──────── Record extracts
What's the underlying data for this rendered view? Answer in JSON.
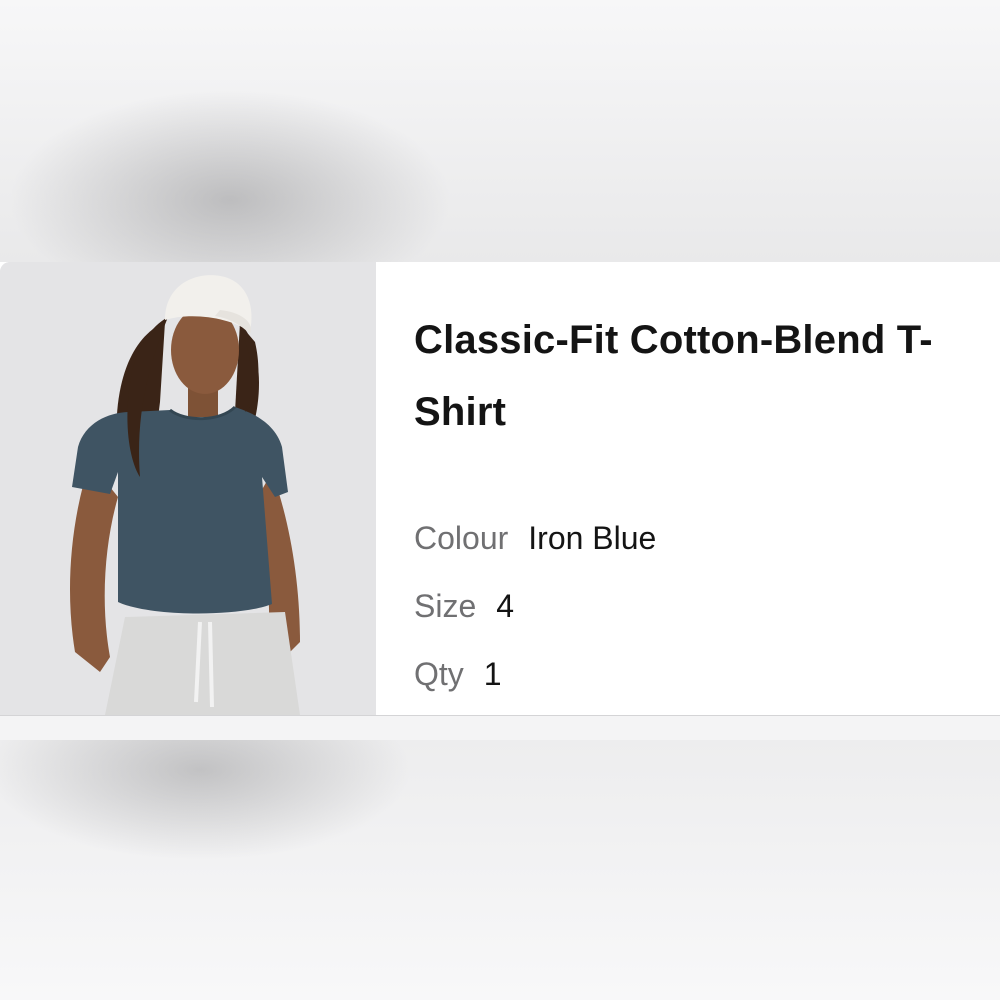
{
  "product": {
    "title": "Classic-Fit Cotton-Blend T-Shirt",
    "image_alt_icon": "product-photo",
    "attributes": [
      {
        "label": "Colour",
        "value": "Iron Blue"
      },
      {
        "label": "Size",
        "value": "4"
      },
      {
        "label": "Qty",
        "value": "1"
      }
    ]
  },
  "colors": {
    "shirt": "#3f5463",
    "cap": "#f2f0ec",
    "pants": "#d9d9d8",
    "skin": "#8a5a3d",
    "hair": "#3a2417"
  }
}
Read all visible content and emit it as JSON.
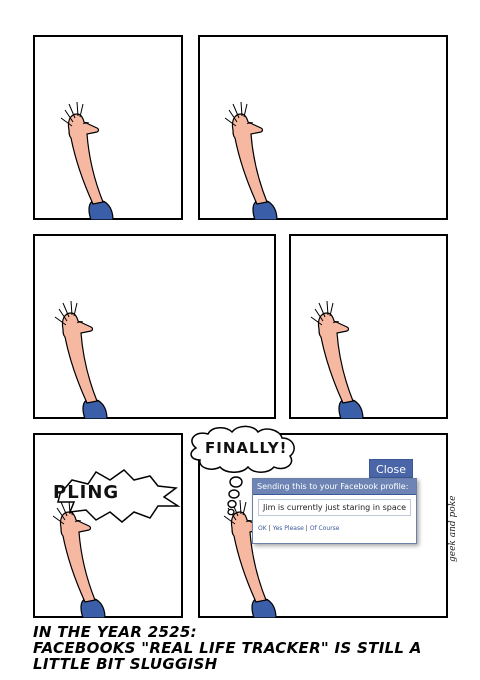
{
  "comic": {
    "sound_effect": "PLING",
    "thought": "FINALLY!",
    "signature": "geek and poke",
    "caption": [
      "IN THE YEAR 2525:",
      "FACEBOOKS \"REAL LIFE TRACKER\" IS STILL A",
      "LITTLE BIT SLUGGISH"
    ]
  },
  "dialog": {
    "close_label": "Close",
    "header": "Sending this to your Facebook profile:",
    "message": "Jim is currently just staring in space",
    "actions": [
      "OK",
      "Yes Please",
      "Of Course"
    ]
  },
  "colors": {
    "skin": "#f7b8a2",
    "shirt": "#3b5ea8",
    "facebook_blue": "#6d84b4",
    "facebook_dark": "#3b5998"
  }
}
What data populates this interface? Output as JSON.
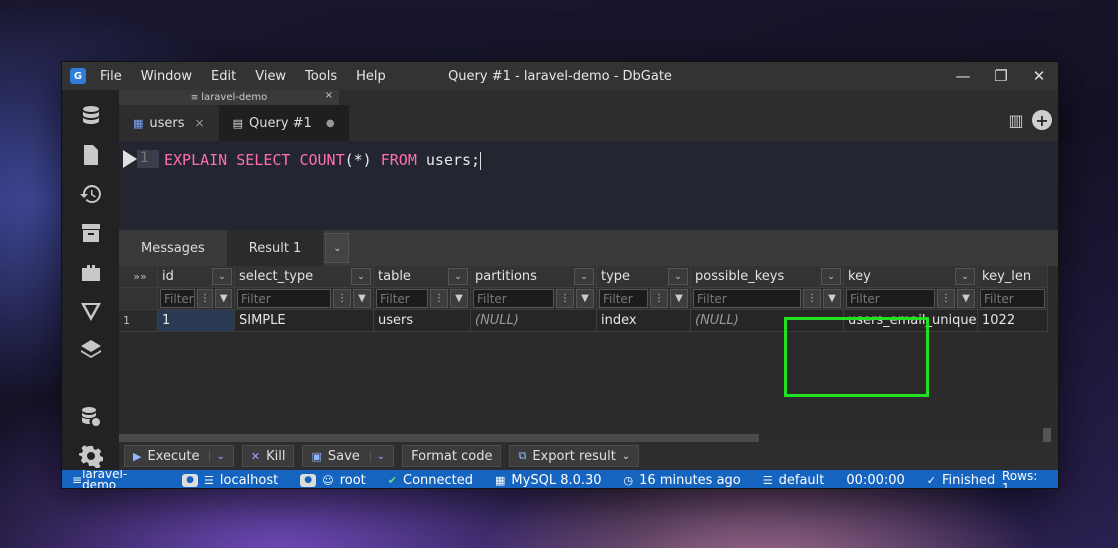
{
  "app": {
    "title": "Query #1 - laravel-demo - DbGate",
    "menu": [
      "File",
      "Window",
      "Edit",
      "View",
      "Tools",
      "Help"
    ],
    "icon_letter": "G"
  },
  "connection_tab": {
    "label": "laravel-demo",
    "close": "×"
  },
  "tabs": [
    {
      "label": "users",
      "icon": "table-icon",
      "close": "×"
    },
    {
      "label": "Query #1",
      "icon": "file-icon",
      "close": "●"
    }
  ],
  "editor": {
    "line_number": "1",
    "code_keyword_1": "EXPLAIN SELECT COUNT",
    "code_plain_1": "(*)",
    "code_keyword_2": " FROM ",
    "code_plain_2": "users;"
  },
  "result_tabs": [
    {
      "label": "Messages"
    },
    {
      "label": "Result 1"
    }
  ],
  "grid": {
    "row_header_symbol": "»»",
    "filter_placeholder": "Filter",
    "columns": [
      "id",
      "select_type",
      "table",
      "partitions",
      "type",
      "possible_keys",
      "key",
      "key_len"
    ],
    "rows": [
      {
        "num": "1",
        "values": [
          "1",
          "SIMPLE",
          "users",
          "(NULL)",
          "index",
          "(NULL)",
          "users_email_unique",
          "1022"
        ]
      }
    ]
  },
  "toolbar": {
    "execute": "Execute",
    "kill": "Kill",
    "save": "Save",
    "format": "Format code",
    "export": "Export result"
  },
  "status": {
    "database": "laravel-demo",
    "server": "localhost",
    "user": "root",
    "connection": "Connected",
    "engine": "MySQL 8.0.30",
    "time_ago": "16 minutes ago",
    "schema": "default",
    "duration": "00:00:00",
    "state": "Finished",
    "rows": "Rows: 1"
  },
  "colors": {
    "accent": "#1565c0",
    "keyword": "#ff6fb0",
    "highlight": "#22e022"
  }
}
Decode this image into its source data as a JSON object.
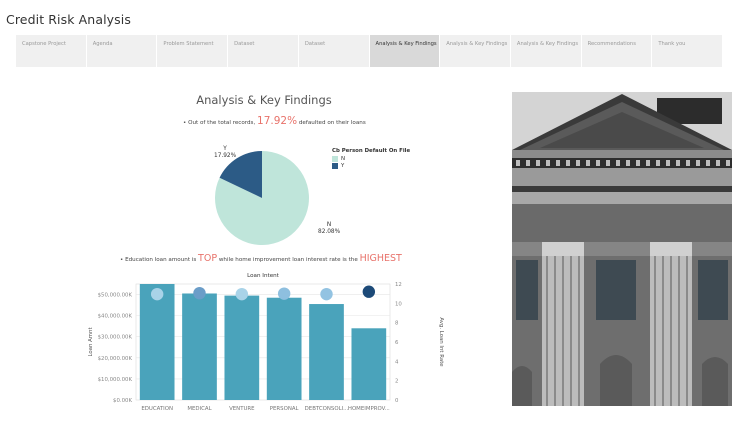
────────────────
- What you should do -
Gather all lines with the string "laravel" from the data.

- Answer to this problem -
    "title": "Query #1 - laravel-demo - DbGate",
    "label": "laravel-demo",
    "database": "laravel-demo",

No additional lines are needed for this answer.